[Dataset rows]

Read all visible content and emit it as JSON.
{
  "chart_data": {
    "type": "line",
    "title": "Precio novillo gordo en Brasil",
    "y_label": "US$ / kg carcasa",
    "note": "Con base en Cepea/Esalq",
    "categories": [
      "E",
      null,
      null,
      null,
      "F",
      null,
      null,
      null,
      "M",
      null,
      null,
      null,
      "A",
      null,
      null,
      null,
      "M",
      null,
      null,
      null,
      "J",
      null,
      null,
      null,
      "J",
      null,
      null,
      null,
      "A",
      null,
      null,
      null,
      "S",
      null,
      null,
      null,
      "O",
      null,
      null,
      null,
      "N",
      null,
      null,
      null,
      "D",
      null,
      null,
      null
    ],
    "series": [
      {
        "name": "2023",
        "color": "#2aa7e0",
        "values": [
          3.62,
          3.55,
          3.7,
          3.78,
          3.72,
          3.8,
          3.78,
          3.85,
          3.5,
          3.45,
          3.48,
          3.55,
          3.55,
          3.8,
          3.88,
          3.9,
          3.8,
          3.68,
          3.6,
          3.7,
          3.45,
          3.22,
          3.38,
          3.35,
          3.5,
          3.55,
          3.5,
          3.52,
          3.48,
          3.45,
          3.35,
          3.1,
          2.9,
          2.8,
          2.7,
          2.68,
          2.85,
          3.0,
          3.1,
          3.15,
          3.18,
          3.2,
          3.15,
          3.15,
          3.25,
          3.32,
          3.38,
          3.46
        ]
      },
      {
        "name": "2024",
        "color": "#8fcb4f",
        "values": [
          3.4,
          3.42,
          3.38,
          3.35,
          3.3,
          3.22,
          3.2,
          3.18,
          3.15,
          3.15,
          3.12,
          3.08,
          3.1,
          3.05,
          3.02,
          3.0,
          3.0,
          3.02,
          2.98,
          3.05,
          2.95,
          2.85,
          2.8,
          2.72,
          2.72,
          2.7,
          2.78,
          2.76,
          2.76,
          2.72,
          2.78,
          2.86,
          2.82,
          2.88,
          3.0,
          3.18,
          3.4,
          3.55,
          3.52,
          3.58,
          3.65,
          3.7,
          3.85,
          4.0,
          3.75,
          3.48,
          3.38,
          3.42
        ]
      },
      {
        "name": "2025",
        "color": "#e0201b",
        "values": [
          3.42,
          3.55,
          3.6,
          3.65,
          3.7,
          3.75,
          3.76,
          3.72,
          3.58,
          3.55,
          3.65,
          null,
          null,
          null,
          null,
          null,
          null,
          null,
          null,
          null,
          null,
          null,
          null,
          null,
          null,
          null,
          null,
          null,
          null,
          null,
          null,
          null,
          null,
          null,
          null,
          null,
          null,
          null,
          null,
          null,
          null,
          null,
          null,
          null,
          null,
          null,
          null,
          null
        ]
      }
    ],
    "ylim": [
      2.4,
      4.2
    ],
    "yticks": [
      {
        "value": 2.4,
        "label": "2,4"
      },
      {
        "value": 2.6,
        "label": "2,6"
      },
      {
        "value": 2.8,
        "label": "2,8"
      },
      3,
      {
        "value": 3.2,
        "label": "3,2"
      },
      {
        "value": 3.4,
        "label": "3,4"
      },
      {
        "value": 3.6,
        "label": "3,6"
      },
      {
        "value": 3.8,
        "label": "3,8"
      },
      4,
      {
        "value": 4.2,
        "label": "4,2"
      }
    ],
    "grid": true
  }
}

### Given instruction
Restate the data above word for word, please.

### The result
Read all visible content and emit it as JSON.
{
  "chart_data": {
    "type": "line",
    "title": "Precio novillo gordo en Brasil",
    "y_label": "US$ / kg carcasa",
    "note": "Con base en Cepea/Esalq",
    "categories": [
      "E",
      null,
      null,
      null,
      "F",
      null,
      null,
      null,
      "M",
      null,
      null,
      null,
      "A",
      null,
      null,
      null,
      "M",
      null,
      null,
      null,
      "J",
      null,
      null,
      null,
      "J",
      null,
      null,
      null,
      "A",
      null,
      null,
      null,
      "S",
      null,
      null,
      null,
      "O",
      null,
      null,
      null,
      "N",
      null,
      null,
      null,
      "D",
      null,
      null,
      null
    ],
    "series": [
      {
        "name": "2023",
        "color": "#2aa7e0",
        "values": [
          3.62,
          3.55,
          3.7,
          3.78,
          3.72,
          3.8,
          3.78,
          3.85,
          3.5,
          3.45,
          3.48,
          3.55,
          3.55,
          3.8,
          3.88,
          3.9,
          3.8,
          3.68,
          3.6,
          3.7,
          3.45,
          3.22,
          3.38,
          3.35,
          3.5,
          3.55,
          3.5,
          3.52,
          3.48,
          3.45,
          3.35,
          3.1,
          2.9,
          2.8,
          2.7,
          2.68,
          2.85,
          3.0,
          3.1,
          3.15,
          3.18,
          3.2,
          3.15,
          3.15,
          3.25,
          3.32,
          3.38,
          3.46
        ]
      },
      {
        "name": "2024",
        "color": "#8fcb4f",
        "values": [
          3.4,
          3.42,
          3.38,
          3.35,
          3.3,
          3.22,
          3.2,
          3.18,
          3.15,
          3.15,
          3.12,
          3.08,
          3.1,
          3.05,
          3.02,
          3.0,
          3.0,
          3.02,
          2.98,
          3.05,
          2.95,
          2.85,
          2.8,
          2.72,
          2.72,
          2.7,
          2.78,
          2.76,
          2.76,
          2.72,
          2.78,
          2.86,
          2.82,
          2.88,
          3.0,
          3.18,
          3.4,
          3.55,
          3.52,
          3.58,
          3.65,
          3.7,
          3.85,
          4.0,
          3.75,
          3.48,
          3.38,
          3.42
        ]
      },
      {
        "name": "2025",
        "color": "#e0201b",
        "values": [
          3.42,
          3.55,
          3.6,
          3.65,
          3.7,
          3.75,
          3.76,
          3.72,
          3.58,
          3.55,
          3.65,
          null,
          null,
          null,
          null,
          null,
          null,
          null,
          null,
          null,
          null,
          null,
          null,
          null,
          null,
          null,
          null,
          null,
          null,
          null,
          null,
          null,
          null,
          null,
          null,
          null,
          null,
          null,
          null,
          null,
          null,
          null,
          null,
          null,
          null,
          null,
          null,
          null
        ]
      }
    ],
    "ylim": [
      2.4,
      4.2
    ],
    "yticks": [
      {
        "value": 2.4,
        "label": "2,4"
      },
      {
        "value": 2.6,
        "label": "2,6"
      },
      {
        "value": 2.8,
        "label": "2,8"
      },
      3,
      {
        "value": 3.2,
        "label": "3,2"
      },
      {
        "value": 3.4,
        "label": "3,4"
      },
      {
        "value": 3.6,
        "label": "3,6"
      },
      {
        "value": 3.8,
        "label": "3,8"
      },
      4,
      {
        "value": 4.2,
        "label": "4,2"
      }
    ],
    "grid": true
  }
}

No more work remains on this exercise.